Work instructions - Wherever the word "concentration" appears in a line, extract that line.

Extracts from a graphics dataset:
Begin

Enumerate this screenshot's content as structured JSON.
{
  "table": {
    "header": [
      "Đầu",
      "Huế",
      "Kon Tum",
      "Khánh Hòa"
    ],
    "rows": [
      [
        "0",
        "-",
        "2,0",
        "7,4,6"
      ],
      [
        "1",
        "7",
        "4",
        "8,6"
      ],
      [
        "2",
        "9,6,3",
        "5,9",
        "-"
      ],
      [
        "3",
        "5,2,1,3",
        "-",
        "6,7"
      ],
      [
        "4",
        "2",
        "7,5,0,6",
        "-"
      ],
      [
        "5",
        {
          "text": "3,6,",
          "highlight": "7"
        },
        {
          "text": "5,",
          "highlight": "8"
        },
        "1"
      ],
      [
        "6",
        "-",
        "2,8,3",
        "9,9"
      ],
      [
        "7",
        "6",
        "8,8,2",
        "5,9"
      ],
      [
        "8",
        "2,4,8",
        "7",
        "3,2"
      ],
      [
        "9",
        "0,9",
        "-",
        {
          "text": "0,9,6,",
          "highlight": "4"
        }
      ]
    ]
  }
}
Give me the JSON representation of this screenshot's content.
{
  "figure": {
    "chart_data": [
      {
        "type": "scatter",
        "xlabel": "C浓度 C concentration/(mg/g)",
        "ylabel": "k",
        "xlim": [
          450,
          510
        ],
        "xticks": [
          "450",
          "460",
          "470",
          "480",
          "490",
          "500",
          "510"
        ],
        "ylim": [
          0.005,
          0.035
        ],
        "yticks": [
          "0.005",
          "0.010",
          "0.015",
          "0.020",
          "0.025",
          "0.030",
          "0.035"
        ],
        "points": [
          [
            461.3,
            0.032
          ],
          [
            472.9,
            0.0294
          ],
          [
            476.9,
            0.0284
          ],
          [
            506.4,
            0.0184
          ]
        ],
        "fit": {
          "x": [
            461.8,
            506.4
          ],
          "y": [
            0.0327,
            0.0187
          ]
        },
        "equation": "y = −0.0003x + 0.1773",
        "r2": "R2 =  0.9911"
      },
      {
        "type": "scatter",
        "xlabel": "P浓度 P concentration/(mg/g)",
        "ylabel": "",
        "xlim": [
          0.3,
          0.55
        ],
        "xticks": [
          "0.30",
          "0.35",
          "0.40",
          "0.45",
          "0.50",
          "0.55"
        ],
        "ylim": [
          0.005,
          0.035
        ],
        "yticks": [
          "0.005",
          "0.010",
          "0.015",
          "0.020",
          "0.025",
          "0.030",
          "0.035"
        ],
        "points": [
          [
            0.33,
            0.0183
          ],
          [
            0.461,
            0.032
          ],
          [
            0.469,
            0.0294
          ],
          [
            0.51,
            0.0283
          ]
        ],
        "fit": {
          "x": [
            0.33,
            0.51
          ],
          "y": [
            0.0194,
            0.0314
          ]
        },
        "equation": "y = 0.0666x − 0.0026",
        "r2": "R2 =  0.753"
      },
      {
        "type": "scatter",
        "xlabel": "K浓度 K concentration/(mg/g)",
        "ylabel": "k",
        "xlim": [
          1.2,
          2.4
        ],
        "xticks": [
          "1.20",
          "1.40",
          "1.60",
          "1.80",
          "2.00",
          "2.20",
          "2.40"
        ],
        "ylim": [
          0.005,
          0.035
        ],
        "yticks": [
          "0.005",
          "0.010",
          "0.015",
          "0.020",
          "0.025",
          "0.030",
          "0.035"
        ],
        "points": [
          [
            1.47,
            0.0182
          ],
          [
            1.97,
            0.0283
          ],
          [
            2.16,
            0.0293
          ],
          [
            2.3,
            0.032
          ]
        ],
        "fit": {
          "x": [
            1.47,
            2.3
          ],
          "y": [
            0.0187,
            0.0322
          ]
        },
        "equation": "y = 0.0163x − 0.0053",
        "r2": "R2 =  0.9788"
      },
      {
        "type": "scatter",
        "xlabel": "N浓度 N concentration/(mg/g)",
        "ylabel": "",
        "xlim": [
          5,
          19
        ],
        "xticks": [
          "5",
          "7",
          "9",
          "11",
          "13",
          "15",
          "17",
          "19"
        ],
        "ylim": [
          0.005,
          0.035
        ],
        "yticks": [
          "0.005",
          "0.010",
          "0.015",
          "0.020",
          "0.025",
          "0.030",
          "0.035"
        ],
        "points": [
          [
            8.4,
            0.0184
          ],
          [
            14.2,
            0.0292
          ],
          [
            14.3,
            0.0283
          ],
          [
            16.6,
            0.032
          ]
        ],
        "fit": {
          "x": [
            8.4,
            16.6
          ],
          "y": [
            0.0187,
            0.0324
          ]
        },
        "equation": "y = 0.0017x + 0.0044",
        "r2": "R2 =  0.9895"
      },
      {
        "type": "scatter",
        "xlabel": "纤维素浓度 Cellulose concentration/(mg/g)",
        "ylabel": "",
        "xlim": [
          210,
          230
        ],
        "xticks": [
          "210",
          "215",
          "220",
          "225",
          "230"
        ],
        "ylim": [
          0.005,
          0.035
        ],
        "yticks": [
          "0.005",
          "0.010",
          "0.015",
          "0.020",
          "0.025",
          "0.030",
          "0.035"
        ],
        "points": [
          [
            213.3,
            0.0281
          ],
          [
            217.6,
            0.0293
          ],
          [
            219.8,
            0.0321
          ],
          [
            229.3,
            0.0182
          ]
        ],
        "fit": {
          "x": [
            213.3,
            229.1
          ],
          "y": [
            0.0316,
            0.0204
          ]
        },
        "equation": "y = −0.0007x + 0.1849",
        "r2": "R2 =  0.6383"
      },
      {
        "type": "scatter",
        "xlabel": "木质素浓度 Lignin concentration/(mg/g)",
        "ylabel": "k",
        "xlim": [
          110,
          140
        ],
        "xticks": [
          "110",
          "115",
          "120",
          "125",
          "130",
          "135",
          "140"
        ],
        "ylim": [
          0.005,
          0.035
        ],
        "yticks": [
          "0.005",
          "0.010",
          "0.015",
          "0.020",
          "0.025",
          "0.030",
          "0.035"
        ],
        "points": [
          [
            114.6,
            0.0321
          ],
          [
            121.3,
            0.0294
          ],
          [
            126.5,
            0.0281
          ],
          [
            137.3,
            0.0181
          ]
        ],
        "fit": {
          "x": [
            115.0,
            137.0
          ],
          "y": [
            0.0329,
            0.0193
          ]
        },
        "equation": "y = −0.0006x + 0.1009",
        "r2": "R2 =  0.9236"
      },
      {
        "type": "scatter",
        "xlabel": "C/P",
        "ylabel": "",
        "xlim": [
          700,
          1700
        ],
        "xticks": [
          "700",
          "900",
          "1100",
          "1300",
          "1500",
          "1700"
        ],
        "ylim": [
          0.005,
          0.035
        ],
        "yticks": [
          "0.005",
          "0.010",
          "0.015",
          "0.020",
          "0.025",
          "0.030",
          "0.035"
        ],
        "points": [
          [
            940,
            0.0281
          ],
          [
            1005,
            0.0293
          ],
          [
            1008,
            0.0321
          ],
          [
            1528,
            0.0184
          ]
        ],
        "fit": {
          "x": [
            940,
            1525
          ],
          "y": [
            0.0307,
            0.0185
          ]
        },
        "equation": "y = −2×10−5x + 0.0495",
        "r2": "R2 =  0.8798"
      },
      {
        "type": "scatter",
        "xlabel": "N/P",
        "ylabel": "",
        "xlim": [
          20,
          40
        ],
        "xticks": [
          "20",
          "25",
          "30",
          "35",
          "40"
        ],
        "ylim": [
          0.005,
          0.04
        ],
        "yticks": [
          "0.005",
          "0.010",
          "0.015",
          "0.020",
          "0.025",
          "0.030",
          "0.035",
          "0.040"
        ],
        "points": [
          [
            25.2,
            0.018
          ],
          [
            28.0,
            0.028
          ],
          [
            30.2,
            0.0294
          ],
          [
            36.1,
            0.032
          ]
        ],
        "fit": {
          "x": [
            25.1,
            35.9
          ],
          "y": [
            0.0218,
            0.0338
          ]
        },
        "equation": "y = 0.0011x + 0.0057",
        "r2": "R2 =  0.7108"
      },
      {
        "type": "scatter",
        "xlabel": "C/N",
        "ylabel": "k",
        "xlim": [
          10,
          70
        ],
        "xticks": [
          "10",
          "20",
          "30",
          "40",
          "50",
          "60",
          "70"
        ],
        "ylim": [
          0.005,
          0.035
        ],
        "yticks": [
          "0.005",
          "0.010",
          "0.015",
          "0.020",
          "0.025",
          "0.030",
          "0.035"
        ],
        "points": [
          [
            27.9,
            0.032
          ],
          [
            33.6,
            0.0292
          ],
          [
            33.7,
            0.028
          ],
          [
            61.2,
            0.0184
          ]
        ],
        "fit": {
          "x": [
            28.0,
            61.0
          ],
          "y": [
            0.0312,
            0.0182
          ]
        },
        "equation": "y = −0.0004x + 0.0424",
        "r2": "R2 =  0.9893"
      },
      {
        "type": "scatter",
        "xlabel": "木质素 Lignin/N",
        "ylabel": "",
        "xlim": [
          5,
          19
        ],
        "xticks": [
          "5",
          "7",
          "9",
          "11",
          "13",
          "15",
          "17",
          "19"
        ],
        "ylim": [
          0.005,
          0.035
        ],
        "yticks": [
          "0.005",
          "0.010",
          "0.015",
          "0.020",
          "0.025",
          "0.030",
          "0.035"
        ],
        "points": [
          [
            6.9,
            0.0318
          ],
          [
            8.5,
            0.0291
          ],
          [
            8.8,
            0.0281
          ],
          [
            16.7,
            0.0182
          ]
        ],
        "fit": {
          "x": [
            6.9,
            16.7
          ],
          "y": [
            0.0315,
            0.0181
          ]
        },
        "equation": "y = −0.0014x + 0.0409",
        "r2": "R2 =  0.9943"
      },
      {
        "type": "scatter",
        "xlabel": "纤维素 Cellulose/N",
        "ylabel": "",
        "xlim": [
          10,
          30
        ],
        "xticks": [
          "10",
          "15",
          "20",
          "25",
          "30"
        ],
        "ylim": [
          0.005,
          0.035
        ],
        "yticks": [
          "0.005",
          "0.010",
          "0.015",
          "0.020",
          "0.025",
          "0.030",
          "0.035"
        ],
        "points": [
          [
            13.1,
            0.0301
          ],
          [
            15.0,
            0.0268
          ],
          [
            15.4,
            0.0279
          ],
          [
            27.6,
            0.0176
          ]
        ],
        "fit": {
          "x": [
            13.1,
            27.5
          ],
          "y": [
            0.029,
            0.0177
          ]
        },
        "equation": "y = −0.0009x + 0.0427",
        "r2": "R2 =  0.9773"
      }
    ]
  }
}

End

Correct answer -
        "xlabel": "C浓度 C concentration/(mg/g)",
        "xlabel": "P浓度 P concentration/(mg/g)",
        "xlabel": "K浓度 K concentration/(mg/g)",
        "xlabel": "N浓度 N concentration/(mg/g)",
        "xlabel": "纤维素浓度 Cellulose concentration/(mg/g)",
        "xlabel": "木质素浓度 Lignin concentration/(mg/g)",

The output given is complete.